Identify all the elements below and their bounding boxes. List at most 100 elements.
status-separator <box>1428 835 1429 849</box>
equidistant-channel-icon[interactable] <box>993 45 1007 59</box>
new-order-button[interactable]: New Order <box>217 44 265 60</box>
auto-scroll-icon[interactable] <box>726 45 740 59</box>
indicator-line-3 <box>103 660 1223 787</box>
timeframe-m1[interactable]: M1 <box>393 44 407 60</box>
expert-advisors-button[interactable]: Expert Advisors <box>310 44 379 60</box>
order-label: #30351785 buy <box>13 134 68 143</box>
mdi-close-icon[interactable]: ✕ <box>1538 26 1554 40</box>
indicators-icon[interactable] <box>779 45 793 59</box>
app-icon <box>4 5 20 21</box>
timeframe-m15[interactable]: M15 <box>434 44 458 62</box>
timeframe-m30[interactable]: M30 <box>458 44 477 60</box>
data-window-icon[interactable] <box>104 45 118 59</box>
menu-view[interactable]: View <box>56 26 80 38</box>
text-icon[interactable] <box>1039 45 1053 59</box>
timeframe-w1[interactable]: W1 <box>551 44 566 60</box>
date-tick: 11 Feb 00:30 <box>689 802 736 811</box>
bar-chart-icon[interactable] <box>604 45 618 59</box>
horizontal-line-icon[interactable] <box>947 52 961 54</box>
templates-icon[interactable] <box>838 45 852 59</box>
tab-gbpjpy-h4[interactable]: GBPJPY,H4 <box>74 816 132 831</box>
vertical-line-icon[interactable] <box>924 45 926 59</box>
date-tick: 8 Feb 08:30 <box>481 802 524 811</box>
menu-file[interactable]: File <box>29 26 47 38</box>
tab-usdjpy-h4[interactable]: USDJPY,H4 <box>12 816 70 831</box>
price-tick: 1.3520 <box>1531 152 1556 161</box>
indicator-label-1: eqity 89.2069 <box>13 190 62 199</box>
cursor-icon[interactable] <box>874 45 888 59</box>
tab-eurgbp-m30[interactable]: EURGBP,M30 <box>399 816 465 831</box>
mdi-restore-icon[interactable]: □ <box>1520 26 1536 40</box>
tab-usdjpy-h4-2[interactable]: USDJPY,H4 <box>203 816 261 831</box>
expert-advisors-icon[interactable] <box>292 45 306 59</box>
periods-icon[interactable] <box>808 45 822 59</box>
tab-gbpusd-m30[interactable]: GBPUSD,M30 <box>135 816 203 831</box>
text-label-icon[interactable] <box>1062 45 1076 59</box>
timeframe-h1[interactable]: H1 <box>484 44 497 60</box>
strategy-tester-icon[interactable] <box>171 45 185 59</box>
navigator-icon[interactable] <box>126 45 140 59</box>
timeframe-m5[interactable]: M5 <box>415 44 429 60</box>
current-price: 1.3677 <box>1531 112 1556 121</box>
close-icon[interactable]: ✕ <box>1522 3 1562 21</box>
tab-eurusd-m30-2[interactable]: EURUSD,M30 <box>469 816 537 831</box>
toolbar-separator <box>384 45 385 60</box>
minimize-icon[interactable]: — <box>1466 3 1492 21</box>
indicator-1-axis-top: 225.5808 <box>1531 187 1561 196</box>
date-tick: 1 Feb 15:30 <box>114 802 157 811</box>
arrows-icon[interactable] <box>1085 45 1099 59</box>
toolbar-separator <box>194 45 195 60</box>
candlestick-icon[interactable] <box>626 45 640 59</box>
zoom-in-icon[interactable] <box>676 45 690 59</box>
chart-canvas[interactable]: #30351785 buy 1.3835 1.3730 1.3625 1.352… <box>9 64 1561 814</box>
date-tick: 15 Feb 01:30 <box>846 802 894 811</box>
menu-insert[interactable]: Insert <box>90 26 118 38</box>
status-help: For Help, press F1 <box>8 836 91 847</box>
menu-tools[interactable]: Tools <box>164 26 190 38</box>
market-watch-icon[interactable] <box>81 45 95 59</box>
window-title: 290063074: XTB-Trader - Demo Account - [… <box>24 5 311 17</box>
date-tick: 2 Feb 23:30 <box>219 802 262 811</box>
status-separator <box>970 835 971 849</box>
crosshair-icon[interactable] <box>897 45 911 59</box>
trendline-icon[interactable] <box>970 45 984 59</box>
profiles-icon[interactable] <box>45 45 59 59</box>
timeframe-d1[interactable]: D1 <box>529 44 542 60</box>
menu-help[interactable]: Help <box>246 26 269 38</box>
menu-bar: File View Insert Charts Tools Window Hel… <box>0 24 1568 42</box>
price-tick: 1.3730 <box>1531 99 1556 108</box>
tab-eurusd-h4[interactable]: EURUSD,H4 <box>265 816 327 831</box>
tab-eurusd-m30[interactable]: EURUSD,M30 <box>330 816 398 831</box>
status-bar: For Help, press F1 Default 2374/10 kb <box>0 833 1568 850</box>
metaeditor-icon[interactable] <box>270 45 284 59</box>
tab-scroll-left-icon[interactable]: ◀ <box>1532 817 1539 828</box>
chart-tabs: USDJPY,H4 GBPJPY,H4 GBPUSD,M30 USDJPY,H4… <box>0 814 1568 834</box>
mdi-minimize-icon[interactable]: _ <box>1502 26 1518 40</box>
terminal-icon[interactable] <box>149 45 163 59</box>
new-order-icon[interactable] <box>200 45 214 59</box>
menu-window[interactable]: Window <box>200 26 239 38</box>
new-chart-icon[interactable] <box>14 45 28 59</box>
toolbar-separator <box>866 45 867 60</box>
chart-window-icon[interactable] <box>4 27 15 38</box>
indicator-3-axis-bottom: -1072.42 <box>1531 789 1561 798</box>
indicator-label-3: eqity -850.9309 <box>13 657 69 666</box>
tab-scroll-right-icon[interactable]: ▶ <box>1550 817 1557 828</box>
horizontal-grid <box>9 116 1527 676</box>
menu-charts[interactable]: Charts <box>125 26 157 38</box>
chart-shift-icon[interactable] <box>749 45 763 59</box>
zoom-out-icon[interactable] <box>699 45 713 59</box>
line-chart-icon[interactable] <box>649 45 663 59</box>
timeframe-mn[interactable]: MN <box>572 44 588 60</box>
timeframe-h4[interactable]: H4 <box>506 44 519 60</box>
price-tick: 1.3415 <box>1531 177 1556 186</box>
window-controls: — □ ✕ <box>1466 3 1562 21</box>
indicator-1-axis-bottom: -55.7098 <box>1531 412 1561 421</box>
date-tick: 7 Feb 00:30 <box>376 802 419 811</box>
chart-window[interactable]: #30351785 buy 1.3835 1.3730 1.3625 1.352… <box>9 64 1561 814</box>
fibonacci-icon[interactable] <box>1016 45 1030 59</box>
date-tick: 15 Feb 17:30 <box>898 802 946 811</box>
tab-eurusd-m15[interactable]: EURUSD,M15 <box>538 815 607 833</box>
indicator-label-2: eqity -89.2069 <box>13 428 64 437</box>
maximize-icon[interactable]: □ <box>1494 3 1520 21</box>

------------------------------------------------

Directions for this task: Rewrite all the records above, replacing every occurrence of "date-tick" with "time-label" and leaving everything else the same.

Exercise output:
Identify all the elements below and their bounding boxes. List at most 100 elements.
status-separator <box>1428 835 1429 849</box>
equidistant-channel-icon[interactable] <box>993 45 1007 59</box>
new-order-button[interactable]: New Order <box>217 44 265 60</box>
auto-scroll-icon[interactable] <box>726 45 740 59</box>
indicator-line-3 <box>103 660 1223 787</box>
timeframe-m1[interactable]: M1 <box>393 44 407 60</box>
expert-advisors-button[interactable]: Expert Advisors <box>310 44 379 60</box>
order-label: #30351785 buy <box>13 134 68 143</box>
mdi-close-icon[interactable]: ✕ <box>1538 26 1554 40</box>
indicators-icon[interactable] <box>779 45 793 59</box>
app-icon <box>4 5 20 21</box>
timeframe-m15[interactable]: M15 <box>434 44 458 62</box>
timeframe-m30[interactable]: M30 <box>458 44 477 60</box>
data-window-icon[interactable] <box>104 45 118 59</box>
menu-view[interactable]: View <box>56 26 80 38</box>
text-icon[interactable] <box>1039 45 1053 59</box>
timeframe-w1[interactable]: W1 <box>551 44 566 60</box>
time-label: 11 Feb 00:30 <box>689 802 736 811</box>
bar-chart-icon[interactable] <box>604 45 618 59</box>
horizontal-line-icon[interactable] <box>947 52 961 54</box>
templates-icon[interactable] <box>838 45 852 59</box>
tab-gbpjpy-h4[interactable]: GBPJPY,H4 <box>74 816 132 831</box>
vertical-line-icon[interactable] <box>924 45 926 59</box>
time-label: 8 Feb 08:30 <box>481 802 524 811</box>
menu-file[interactable]: File <box>29 26 47 38</box>
tab-usdjpy-h4[interactable]: USDJPY,H4 <box>12 816 70 831</box>
price-tick: 1.3520 <box>1531 152 1556 161</box>
indicator-label-1: eqity 89.2069 <box>13 190 62 199</box>
cursor-icon[interactable] <box>874 45 888 59</box>
tab-eurgbp-m30[interactable]: EURGBP,M30 <box>399 816 465 831</box>
mdi-restore-icon[interactable]: □ <box>1520 26 1536 40</box>
tab-usdjpy-h4-2[interactable]: USDJPY,H4 <box>203 816 261 831</box>
expert-advisors-icon[interactable] <box>292 45 306 59</box>
periods-icon[interactable] <box>808 45 822 59</box>
tab-gbpusd-m30[interactable]: GBPUSD,M30 <box>135 816 203 831</box>
text-label-icon[interactable] <box>1062 45 1076 59</box>
timeframe-h1[interactable]: H1 <box>484 44 497 60</box>
strategy-tester-icon[interactable] <box>171 45 185 59</box>
navigator-icon[interactable] <box>126 45 140 59</box>
timeframe-m5[interactable]: M5 <box>415 44 429 60</box>
current-price: 1.3677 <box>1531 112 1556 121</box>
close-icon[interactable]: ✕ <box>1522 3 1562 21</box>
tab-eurusd-m30-2[interactable]: EURUSD,M30 <box>469 816 537 831</box>
toolbar-separator <box>384 45 385 60</box>
minimize-icon[interactable]: — <box>1466 3 1492 21</box>
indicator-1-axis-top: 225.5808 <box>1531 187 1561 196</box>
time-label: 1 Feb 15:30 <box>114 802 157 811</box>
arrows-icon[interactable] <box>1085 45 1099 59</box>
toolbar-separator <box>194 45 195 60</box>
candlestick-icon[interactable] <box>626 45 640 59</box>
zoom-in-icon[interactable] <box>676 45 690 59</box>
chart-canvas[interactable]: #30351785 buy 1.3835 1.3730 1.3625 1.352… <box>9 64 1561 814</box>
time-label: 15 Feb 01:30 <box>846 802 894 811</box>
menu-insert[interactable]: Insert <box>90 26 118 38</box>
status-help: For Help, press F1 <box>8 836 91 847</box>
menu-tools[interactable]: Tools <box>164 26 190 38</box>
market-watch-icon[interactable] <box>81 45 95 59</box>
window-title: 290063074: XTB-Trader - Demo Account - [… <box>24 5 311 17</box>
time-label: 2 Feb 23:30 <box>219 802 262 811</box>
status-separator <box>970 835 971 849</box>
crosshair-icon[interactable] <box>897 45 911 59</box>
trendline-icon[interactable] <box>970 45 984 59</box>
profiles-icon[interactable] <box>45 45 59 59</box>
timeframe-d1[interactable]: D1 <box>529 44 542 60</box>
menu-help[interactable]: Help <box>246 26 269 38</box>
menu-bar: File View Insert Charts Tools Window Hel… <box>0 24 1568 42</box>
price-tick: 1.3730 <box>1531 99 1556 108</box>
tab-eurusd-h4[interactable]: EURUSD,H4 <box>265 816 327 831</box>
tab-eurusd-m30[interactable]: EURUSD,M30 <box>330 816 398 831</box>
status-bar: For Help, press F1 Default 2374/10 kb <box>0 833 1568 850</box>
metaeditor-icon[interactable] <box>270 45 284 59</box>
tab-scroll-left-icon[interactable]: ◀ <box>1532 817 1539 828</box>
chart-tabs: USDJPY,H4 GBPJPY,H4 GBPUSD,M30 USDJPY,H4… <box>0 814 1568 834</box>
mdi-minimize-icon[interactable]: _ <box>1502 26 1518 40</box>
terminal-icon[interactable] <box>149 45 163 59</box>
new-order-icon[interactable] <box>200 45 214 59</box>
menu-window[interactable]: Window <box>200 26 239 38</box>
new-chart-icon[interactable] <box>14 45 28 59</box>
toolbar-separator <box>866 45 867 60</box>
chart-window-icon[interactable] <box>4 27 15 38</box>
indicator-3-axis-bottom: -1072.42 <box>1531 789 1561 798</box>
indicator-label-3: eqity -850.9309 <box>13 657 69 666</box>
tab-scroll-right-icon[interactable]: ▶ <box>1550 817 1557 828</box>
horizontal-grid <box>9 116 1527 676</box>
menu-charts[interactable]: Charts <box>125 26 157 38</box>
chart-shift-icon[interactable] <box>749 45 763 59</box>
zoom-out-icon[interactable] <box>699 45 713 59</box>
line-chart-icon[interactable] <box>649 45 663 59</box>
timeframe-mn[interactable]: MN <box>572 44 588 60</box>
timeframe-h4[interactable]: H4 <box>506 44 519 60</box>
price-tick: 1.3415 <box>1531 177 1556 186</box>
window-controls: — □ ✕ <box>1466 3 1562 21</box>
indicator-1-axis-bottom: -55.7098 <box>1531 412 1561 421</box>
time-label: 7 Feb 00:30 <box>376 802 419 811</box>
chart-window[interactable]: #30351785 buy 1.3835 1.3730 1.3625 1.352… <box>9 64 1561 814</box>
fibonacci-icon[interactable] <box>1016 45 1030 59</box>
time-label: 15 Feb 17:30 <box>898 802 946 811</box>
tab-eurusd-m15[interactable]: EURUSD,M15 <box>538 815 607 833</box>
indicator-label-2: eqity -89.2069 <box>13 428 64 437</box>
maximize-icon[interactable]: □ <box>1494 3 1520 21</box>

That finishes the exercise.